# AIM
Would you return all of this data exactly, leaving nothing out?

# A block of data
########################################
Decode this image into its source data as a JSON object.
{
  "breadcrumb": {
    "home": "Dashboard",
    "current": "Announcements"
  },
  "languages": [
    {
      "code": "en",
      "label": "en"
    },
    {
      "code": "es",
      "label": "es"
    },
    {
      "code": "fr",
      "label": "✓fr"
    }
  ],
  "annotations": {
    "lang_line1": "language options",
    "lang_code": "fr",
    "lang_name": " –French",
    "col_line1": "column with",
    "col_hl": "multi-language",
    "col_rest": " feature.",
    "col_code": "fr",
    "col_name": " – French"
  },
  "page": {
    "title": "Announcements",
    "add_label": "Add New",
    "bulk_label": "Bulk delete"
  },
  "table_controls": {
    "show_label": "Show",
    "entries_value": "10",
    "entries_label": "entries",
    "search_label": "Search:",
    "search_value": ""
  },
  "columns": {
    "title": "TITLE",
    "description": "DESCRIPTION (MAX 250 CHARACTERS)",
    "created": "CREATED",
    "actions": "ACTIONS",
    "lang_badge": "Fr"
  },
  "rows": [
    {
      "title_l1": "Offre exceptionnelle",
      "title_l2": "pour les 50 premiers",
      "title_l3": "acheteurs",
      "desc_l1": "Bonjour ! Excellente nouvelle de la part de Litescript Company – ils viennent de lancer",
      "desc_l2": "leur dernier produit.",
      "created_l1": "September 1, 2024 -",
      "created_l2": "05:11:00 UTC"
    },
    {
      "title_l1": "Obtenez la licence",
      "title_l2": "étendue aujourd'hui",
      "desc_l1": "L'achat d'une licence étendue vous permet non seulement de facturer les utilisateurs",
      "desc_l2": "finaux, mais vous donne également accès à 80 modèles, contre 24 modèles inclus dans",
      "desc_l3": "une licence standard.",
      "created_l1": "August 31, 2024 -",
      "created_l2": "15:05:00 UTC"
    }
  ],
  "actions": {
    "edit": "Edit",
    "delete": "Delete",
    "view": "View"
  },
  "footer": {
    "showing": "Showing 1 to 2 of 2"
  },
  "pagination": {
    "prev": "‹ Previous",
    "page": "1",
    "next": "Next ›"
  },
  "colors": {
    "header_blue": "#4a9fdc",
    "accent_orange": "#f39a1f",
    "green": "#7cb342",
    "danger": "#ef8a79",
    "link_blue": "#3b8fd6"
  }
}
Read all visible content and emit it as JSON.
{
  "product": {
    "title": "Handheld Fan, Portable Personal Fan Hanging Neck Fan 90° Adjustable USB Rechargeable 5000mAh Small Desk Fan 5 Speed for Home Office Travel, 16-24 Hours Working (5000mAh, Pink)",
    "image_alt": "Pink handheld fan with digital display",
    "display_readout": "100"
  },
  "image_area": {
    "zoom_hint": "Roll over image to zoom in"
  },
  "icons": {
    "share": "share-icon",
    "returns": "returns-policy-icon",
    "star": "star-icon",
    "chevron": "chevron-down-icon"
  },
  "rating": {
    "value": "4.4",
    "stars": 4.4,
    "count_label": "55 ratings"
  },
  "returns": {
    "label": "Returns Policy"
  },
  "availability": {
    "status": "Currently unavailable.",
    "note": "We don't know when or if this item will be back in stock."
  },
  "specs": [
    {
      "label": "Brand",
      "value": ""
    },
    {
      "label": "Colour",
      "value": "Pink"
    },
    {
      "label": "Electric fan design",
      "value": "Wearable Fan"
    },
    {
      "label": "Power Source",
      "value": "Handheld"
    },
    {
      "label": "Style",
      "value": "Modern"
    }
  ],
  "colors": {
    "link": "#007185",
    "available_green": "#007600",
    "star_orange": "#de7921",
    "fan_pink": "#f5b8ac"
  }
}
########################################
# COMPLETED EXERCISE
Decode this image into its source data as a JSON object.
{
  "breadcrumb": {
    "home": "Dashboard",
    "current": "Announcements"
  },
  "languages": [
    {
      "code": "en",
      "label": "en"
    },
    {
      "code": "es",
      "label": "es"
    },
    {
      "code": "fr",
      "label": "✓fr"
    }
  ],
  "annotations": {
    "lang_line1": "language options",
    "lang_code": "fr",
    "lang_name": " –French",
    "col_line1": "column with",
    "col_hl": "multi-language",
    "col_rest": " feature.",
    "col_code": "fr",
    "col_name": " – French"
  },
  "page": {
    "title": "Announcements",
    "add_label": "Add New",
    "bulk_label": "Bulk delete"
  },
  "table_controls": {
    "show_label": "Show",
    "entries_value": "10",
    "entries_label": "entries",
    "search_label": "Search:",
    "search_value": ""
  },
  "columns": {
    "title": "TITLE",
    "description": "DESCRIPTION (MAX 250 CHARACTERS)",
    "created": "CREATED",
    "actions": "ACTIONS",
    "lang_badge": "Fr"
  },
  "rows": [
    {
      "title_l1": "Offre exceptionnelle",
      "title_l2": "pour les 50 premiers",
      "title_l3": "acheteurs",
      "desc_l1": "Bonjour ! Excellente nouvelle de la part de Litescript Company – ils viennent de lancer",
      "desc_l2": "leur dernier produit.",
      "created_l1": "September 1, 2024 -",
      "created_l2": "05:11:00 UTC"
    },
    {
      "title_l1": "Obtenez la licence",
      "title_l2": "étendue aujourd'hui",
      "desc_l1": "L'achat d'une licence étendue vous permet non seulement de facturer les utilisateurs",
      "desc_l2": "finaux, mais vous donne également accès à 80 modèles, contre 24 modèles inclus dans",
      "desc_l3": "une licence standard.",
      "created_l1": "August 31, 2024 -",
      "created_l2": "15:05:00 UTC"
    }
  ],
  "actions": {
    "edit": "Edit",
    "delete": "Delete",
    "view": "View"
  },
  "footer": {
    "showing": "Showing 1 to 2 of 2"
  },
  "pagination": {
    "prev": "‹ Previous",
    "page": "1",
    "next": "Next ›"
  },
  "colors": {
    "header_blue": "#4a9fdc",
    "accent_orange": "#f39a1f",
    "green": "#7cb342",
    "danger": "#ef8a79",
    "link_blue": "#3b8fd6"
  }
}
Read all visible content and emit it as JSON.
{
  "product": {
    "title": "Handheld Fan, Portable Personal Fan Hanging Neck Fan 90° Adjustable USB Rechargeable 5000mAh Small Desk Fan 5 Speed for Home Office Travel, 16-24 Hours Working (5000mAh, Pink)",
    "image_alt": "Pink handheld fan with digital display",
    "display_readout": "100"
  },
  "image_area": {
    "zoom_hint": "Roll over image to zoom in"
  },
  "icons": {
    "share": "share-icon",
    "returns": "returns-policy-icon",
    "star": "star-icon",
    "chevron": "chevron-down-icon"
  },
  "rating": {
    "value": "4.4",
    "stars": 4.4,
    "count_label": "55 ratings"
  },
  "returns": {
    "label": "Returns Policy"
  },
  "availability": {
    "status": "Currently unavailable.",
    "note": "We don't know when or if this item will be back in stock."
  },
  "specs": [
    {
      "label": "Brand",
      "value": ""
    },
    {
      "label": "Colour",
      "value": "Pink"
    },
    {
      "label": "Electric fan design",
      "value": "Wearable Fan"
    },
    {
      "label": "Power Source",
      "value": "Handheld"
    },
    {
      "label": "Style",
      "value": "Modern"
    }
  ],
  "colors": {
    "link": "#007185",
    "available_green": "#007600",
    "star_orange": "#de7921",
    "fan_pink": "#f5b8ac"
  }
}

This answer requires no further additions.